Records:
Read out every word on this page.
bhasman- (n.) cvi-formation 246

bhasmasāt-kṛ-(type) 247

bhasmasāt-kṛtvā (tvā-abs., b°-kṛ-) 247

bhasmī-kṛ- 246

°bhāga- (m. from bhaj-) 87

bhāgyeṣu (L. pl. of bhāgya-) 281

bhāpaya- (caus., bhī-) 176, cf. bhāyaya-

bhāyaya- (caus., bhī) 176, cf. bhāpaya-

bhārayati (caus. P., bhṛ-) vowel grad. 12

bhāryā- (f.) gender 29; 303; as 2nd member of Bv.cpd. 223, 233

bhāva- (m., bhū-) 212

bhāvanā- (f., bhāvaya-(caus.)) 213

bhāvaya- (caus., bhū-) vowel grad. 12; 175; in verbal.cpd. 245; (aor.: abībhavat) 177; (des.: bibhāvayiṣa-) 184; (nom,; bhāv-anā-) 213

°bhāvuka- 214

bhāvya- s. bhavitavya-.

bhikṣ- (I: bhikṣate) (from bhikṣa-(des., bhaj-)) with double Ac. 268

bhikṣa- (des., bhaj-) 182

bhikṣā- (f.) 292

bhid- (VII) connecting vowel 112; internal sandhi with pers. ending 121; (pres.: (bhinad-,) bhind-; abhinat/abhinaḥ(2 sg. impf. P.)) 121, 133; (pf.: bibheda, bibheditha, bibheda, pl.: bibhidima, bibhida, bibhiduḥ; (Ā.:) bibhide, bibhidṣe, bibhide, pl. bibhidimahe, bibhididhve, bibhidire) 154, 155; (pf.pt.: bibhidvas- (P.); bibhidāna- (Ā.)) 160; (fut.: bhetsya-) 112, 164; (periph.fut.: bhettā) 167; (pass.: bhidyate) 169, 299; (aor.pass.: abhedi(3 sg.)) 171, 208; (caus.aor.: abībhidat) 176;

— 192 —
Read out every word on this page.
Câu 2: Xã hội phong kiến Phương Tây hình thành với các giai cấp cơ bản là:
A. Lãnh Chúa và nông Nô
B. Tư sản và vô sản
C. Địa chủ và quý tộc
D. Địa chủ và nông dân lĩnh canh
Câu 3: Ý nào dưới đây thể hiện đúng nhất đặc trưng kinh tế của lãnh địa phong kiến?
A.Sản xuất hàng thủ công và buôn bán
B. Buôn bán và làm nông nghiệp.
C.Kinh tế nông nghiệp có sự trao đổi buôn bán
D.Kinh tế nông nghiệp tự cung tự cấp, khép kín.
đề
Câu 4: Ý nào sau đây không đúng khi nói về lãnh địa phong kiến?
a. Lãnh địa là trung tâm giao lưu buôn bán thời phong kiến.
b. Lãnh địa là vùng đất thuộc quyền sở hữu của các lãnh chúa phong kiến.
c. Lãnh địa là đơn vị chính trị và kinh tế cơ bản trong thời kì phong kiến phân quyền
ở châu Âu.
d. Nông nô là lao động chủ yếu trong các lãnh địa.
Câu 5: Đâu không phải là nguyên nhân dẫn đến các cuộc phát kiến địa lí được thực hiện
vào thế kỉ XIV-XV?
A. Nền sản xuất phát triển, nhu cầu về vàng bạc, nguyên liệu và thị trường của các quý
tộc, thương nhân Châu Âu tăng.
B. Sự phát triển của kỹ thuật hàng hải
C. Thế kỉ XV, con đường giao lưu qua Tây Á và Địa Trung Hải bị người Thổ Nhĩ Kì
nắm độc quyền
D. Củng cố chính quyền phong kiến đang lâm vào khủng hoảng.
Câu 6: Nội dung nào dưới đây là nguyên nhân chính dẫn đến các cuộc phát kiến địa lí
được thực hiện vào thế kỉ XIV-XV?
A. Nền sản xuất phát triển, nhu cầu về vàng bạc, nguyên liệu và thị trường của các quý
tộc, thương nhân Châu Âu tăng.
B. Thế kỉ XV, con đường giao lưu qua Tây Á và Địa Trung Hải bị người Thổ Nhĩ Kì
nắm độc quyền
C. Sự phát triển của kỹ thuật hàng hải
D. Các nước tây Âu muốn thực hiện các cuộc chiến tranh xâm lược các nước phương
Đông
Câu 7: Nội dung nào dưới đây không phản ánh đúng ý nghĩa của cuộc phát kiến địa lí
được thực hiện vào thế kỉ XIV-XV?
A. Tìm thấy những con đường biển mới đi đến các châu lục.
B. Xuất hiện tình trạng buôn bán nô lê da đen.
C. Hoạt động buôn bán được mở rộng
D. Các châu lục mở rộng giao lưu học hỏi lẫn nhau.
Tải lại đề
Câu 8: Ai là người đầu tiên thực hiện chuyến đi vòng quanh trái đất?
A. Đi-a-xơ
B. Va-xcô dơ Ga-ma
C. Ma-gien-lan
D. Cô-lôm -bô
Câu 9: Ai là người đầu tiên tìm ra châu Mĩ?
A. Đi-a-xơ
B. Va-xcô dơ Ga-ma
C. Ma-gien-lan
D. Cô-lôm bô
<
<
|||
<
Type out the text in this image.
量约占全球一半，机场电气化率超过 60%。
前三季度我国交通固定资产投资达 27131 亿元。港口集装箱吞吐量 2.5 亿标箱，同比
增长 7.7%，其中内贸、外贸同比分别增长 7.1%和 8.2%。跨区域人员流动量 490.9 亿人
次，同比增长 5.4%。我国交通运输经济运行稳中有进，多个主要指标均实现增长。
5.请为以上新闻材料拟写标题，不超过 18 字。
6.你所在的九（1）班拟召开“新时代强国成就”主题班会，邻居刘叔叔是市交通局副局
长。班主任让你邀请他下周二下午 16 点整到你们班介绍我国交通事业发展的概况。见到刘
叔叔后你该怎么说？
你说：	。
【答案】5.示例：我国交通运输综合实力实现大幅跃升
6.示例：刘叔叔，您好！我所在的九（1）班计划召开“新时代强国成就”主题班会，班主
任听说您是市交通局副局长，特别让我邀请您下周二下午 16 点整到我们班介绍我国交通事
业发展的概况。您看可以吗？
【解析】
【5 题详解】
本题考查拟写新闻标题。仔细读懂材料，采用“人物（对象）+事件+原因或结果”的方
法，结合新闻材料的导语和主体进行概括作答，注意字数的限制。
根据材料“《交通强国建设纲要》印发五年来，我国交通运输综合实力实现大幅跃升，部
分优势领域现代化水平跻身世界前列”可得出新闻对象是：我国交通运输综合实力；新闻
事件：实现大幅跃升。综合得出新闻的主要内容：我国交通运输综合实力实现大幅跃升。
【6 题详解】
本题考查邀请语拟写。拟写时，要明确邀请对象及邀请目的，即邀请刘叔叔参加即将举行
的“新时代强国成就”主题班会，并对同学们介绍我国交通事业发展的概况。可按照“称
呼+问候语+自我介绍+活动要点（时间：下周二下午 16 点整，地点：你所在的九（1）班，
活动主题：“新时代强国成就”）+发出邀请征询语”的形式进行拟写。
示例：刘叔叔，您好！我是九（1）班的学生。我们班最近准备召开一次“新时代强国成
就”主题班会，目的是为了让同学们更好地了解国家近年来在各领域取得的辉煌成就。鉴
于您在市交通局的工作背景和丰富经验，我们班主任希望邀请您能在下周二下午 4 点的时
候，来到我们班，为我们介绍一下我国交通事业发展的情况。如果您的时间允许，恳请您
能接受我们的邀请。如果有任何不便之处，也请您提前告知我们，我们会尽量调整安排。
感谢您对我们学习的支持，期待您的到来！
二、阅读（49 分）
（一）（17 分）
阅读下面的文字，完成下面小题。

# [Direction]
Send back exactly the lines from the line with "Type out the text in this image." through the end of the records.

# [Solved problem]
Type out the text in this image.
量约占全球一半，机场电气化率超过 60%。
前三季度我国交通固定资产投资达 27131 亿元。港口集装箱吞吐量 2.5 亿标箱，同比
增长 7.7%，其中内贸、外贸同比分别增长 7.1%和 8.2%。跨区域人员流动量 490.9 亿人
次，同比增长 5.4%。我国交通运输经济运行稳中有进，多个主要指标均实现增长。
5.请为以上新闻材料拟写标题，不超过 18 字。
6.你所在的九（1）班拟召开“新时代强国成就”主题班会，邻居刘叔叔是市交通局副局
长。班主任让你邀请他下周二下午 16 点整到你们班介绍我国交通事业发展的概况。见到刘
叔叔后你该怎么说？
你说：	。
【答案】5.示例：我国交通运输综合实力实现大幅跃升
6.示例：刘叔叔，您好！我所在的九（1）班计划召开“新时代强国成就”主题班会，班主
任听说您是市交通局副局长，特别让我邀请您下周二下午 16 点整到我们班介绍我国交通事
业发展的概况。您看可以吗？
【解析】
【5 题详解】
本题考查拟写新闻标题。仔细读懂材料，采用“人物（对象）+事件+原因或结果”的方
法，结合新闻材料的导语和主体进行概括作答，注意字数的限制。
根据材料“《交通强国建设纲要》印发五年来，我国交通运输综合实力实现大幅跃升，部
分优势领域现代化水平跻身世界前列”可得出新闻对象是：我国交通运输综合实力；新闻
事件：实现大幅跃升。综合得出新闻的主要内容：我国交通运输综合实力实现大幅跃升。
【6 题详解】
本题考查邀请语拟写。拟写时，要明确邀请对象及邀请目的，即邀请刘叔叔参加即将举行
的“新时代强国成就”主题班会，并对同学们介绍我国交通事业发展的概况。可按照“称
呼+问候语+自我介绍+活动要点（时间：下周二下午 16 点整，地点：你所在的九（1）班，
活动主题：“新时代强国成就”）+发出邀请征询语”的形式进行拟写。
示例：刘叔叔，您好！我是九（1）班的学生。我们班最近准备召开一次“新时代强国成
就”主题班会，目的是为了让同学们更好地了解国家近年来在各领域取得的辉煌成就。鉴
于您在市交通局的工作背景和丰富经验，我们班主任希望邀请您能在下周二下午 4 点的时
候，来到我们班，为我们介绍一下我国交通事业发展的情况。如果您的时间允许，恳请您
能接受我们的邀请。如果有任何不便之处，也请您提前告知我们，我们会尽量调整安排。
感谢您对我们学习的支持，期待您的到来！
二、阅读（49 分）
（一）（17 分）
阅读下面的文字，完成下面小题。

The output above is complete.